Can you transcribe every record below exactly as it appears?
------ Listing ------
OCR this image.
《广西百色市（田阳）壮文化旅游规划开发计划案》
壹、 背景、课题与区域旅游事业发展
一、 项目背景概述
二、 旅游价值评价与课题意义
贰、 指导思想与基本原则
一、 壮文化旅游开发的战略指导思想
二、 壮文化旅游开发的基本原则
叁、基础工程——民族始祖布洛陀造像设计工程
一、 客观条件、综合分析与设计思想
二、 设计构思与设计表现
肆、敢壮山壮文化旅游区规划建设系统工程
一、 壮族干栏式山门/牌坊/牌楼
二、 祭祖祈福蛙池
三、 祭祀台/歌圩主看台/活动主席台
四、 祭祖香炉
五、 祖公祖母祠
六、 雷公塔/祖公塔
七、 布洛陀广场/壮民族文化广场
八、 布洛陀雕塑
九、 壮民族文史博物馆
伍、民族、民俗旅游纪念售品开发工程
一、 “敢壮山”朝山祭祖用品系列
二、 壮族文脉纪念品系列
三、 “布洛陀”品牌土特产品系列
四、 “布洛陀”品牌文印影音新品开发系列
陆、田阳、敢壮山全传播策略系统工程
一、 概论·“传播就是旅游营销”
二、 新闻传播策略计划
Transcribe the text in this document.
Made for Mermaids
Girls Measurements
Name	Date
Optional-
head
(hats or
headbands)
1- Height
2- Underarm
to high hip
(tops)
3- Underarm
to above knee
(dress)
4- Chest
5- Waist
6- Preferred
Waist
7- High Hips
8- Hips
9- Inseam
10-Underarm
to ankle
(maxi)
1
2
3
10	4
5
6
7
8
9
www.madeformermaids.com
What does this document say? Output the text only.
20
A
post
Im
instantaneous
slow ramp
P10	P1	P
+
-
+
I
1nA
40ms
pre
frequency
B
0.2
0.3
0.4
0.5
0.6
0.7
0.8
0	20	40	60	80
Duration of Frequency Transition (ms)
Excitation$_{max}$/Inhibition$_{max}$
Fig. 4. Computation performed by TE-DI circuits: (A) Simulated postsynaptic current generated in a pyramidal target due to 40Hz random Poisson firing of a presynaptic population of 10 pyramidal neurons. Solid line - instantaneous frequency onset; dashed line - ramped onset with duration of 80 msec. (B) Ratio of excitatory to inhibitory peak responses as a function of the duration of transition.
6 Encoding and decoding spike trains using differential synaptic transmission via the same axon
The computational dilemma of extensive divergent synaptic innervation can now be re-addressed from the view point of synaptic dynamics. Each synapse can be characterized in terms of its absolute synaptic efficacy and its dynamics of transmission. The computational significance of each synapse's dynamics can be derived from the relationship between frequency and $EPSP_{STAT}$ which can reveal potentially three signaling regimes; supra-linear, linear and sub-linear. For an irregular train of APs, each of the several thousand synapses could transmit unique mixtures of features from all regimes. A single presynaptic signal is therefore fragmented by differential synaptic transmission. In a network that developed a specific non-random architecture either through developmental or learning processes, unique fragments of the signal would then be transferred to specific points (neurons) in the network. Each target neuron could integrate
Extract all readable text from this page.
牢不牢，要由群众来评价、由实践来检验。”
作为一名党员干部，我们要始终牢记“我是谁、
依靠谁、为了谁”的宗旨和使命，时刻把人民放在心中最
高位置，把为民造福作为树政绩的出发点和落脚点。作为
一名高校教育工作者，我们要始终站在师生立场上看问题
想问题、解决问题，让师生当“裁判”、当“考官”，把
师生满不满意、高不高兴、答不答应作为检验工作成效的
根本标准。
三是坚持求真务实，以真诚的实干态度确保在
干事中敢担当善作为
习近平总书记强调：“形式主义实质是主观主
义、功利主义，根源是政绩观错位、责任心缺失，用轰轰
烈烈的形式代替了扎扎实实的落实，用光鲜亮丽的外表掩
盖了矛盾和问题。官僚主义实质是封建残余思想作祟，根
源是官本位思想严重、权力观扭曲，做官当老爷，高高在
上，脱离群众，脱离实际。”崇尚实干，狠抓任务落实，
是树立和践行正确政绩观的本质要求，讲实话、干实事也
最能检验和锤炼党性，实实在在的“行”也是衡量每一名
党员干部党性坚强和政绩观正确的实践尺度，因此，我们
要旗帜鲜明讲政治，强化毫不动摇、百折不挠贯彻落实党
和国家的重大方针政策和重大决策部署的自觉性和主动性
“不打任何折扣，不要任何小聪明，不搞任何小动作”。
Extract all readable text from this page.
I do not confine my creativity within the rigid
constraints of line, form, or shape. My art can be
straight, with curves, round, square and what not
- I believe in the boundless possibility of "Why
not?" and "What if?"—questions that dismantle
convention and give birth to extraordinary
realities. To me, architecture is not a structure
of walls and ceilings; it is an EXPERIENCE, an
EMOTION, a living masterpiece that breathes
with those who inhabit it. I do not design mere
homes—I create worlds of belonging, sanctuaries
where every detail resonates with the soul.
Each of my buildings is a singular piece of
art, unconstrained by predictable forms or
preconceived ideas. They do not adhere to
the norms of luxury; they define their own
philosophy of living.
------
Solution to the exercise:
OCR this image.
《广西百色市（田阳）壮文化旅游规划开发计划案》
壹、 背景、课题与区域旅游事业发展
一、 项目背景概述
二、 旅游价值评价与课题意义
贰、 指导思想与基本原则
一、 壮文化旅游开发的战略指导思想
二、 壮文化旅游开发的基本原则
叁、基础工程——民族始祖布洛陀造像设计工程
一、 客观条件、综合分析与设计思想
二、 设计构思与设计表现
肆、敢壮山壮文化旅游区规划建设系统工程
一、 壮族干栏式山门/牌坊/牌楼
二、 祭祖祈福蛙池
三、 祭祀台/歌圩主看台/活动主席台
四、 祭祖香炉
五、 祖公祖母祠
六、 雷公塔/祖公塔
七、 布洛陀广场/壮民族文化广场
八、 布洛陀雕塑
九、 壮民族文史博物馆
伍、民族、民俗旅游纪念售品开发工程
一、 “敢壮山”朝山祭祖用品系列
二、 壮族文脉纪念品系列
三、 “布洛陀”品牌土特产品系列
四、 “布洛陀”品牌文印影音新品开发系列
陆、田阳、敢壮山全传播策略系统工程
一、 概论·“传播就是旅游营销”
二、 新闻传播策略计划
Transcribe the text in this document.
Made for Mermaids
Girls Measurements
Name	Date
Optional-
head
(hats or
headbands)
1- Height
2- Underarm
to high hip
(tops)
3- Underarm
to above knee
(dress)
4- Chest
5- Waist
6- Preferred
Waist
7- High Hips
8- Hips
9- Inseam
10-Underarm
to ankle
(maxi)
1
2
3
10	4
5
6
7
8
9
www.madeformermaids.com
What does this document say? Output the text only.
20
A
post
Im
instantaneous
slow ramp
P10	P1	P
+
-
+
I
1nA
40ms
pre
frequency
B
0.2
0.3
0.4
0.5
0.6
0.7
0.8
0	20	40	60	80
Duration of Frequency Transition (ms)
Excitation$_{max}$/Inhibition$_{max}$
Fig. 4. Computation performed by TE-DI circuits: (A) Simulated postsynaptic current generated in a pyramidal target due to 40Hz random Poisson firing of a presynaptic population of 10 pyramidal neurons. Solid line - instantaneous frequency onset; dashed line - ramped onset with duration of 80 msec. (B) Ratio of excitatory to inhibitory peak responses as a function of the duration of transition.
6 Encoding and decoding spike trains using differential synaptic transmission via the same axon
The computational dilemma of extensive divergent synaptic innervation can now be re-addressed from the view point of synaptic dynamics. Each synapse can be characterized in terms of its absolute synaptic efficacy and its dynamics of transmission. The computational significance of each synapse's dynamics can be derived from the relationship between frequency and $EPSP_{STAT}$ which can reveal potentially three signaling regimes; supra-linear, linear and sub-linear. For an irregular train of APs, each of the several thousand synapses could transmit unique mixtures of features from all regimes. A single presynaptic signal is therefore fragmented by differential synaptic transmission. In a network that developed a specific non-random architecture either through developmental or learning processes, unique fragments of the signal would then be transferred to specific points (neurons) in the network. Each target neuron could integrate
Extract all readable text from this page.
牢不牢，要由群众来评价、由实践来检验。”
作为一名党员干部，我们要始终牢记“我是谁、
依靠谁、为了谁”的宗旨和使命，时刻把人民放在心中最
高位置，把为民造福作为树政绩的出发点和落脚点。作为
一名高校教育工作者，我们要始终站在师生立场上看问题
想问题、解决问题，让师生当“裁判”、当“考官”，把
师生满不满意、高不高兴、答不答应作为检验工作成效的
根本标准。
三是坚持求真务实，以真诚的实干态度确保在
干事中敢担当善作为
习近平总书记强调：“形式主义实质是主观主
义、功利主义，根源是政绩观错位、责任心缺失，用轰轰
烈烈的形式代替了扎扎实实的落实，用光鲜亮丽的外表掩
盖了矛盾和问题。官僚主义实质是封建残余思想作祟，根
源是官本位思想严重、权力观扭曲，做官当老爷，高高在
上，脱离群众，脱离实际。”崇尚实干，狠抓任务落实，
是树立和践行正确政绩观的本质要求，讲实话、干实事也
最能检验和锤炼党性，实实在在的“行”也是衡量每一名
党员干部党性坚强和政绩观正确的实践尺度，因此，我们
要旗帜鲜明讲政治，强化毫不动摇、百折不挠贯彻落实党
和国家的重大方针政策和重大决策部署的自觉性和主动性
“不打任何折扣，不要任何小聪明，不搞任何小动作”。
Extract all readable text from this page.
I do not confine my creativity within the rigid
constraints of line, form, or shape. My art can be
straight, with curves, round, square and what not
- I believe in the boundless possibility of "Why
not?" and "What if?"—questions that dismantle
convention and give birth to extraordinary
realities. To me, architecture is not a structure
of walls and ceilings; it is an EXPERIENCE, an
EMOTION, a living masterpiece that breathes
with those who inhabit it. I do not design mere
homes—I create worlds of belonging, sanctuaries
where every detail resonates with the soul.
Each of my buildings is a singular piece of
art, unconstrained by predictable forms or
preconceived ideas. They do not adhere to
the norms of luxury; they define their own
philosophy of living.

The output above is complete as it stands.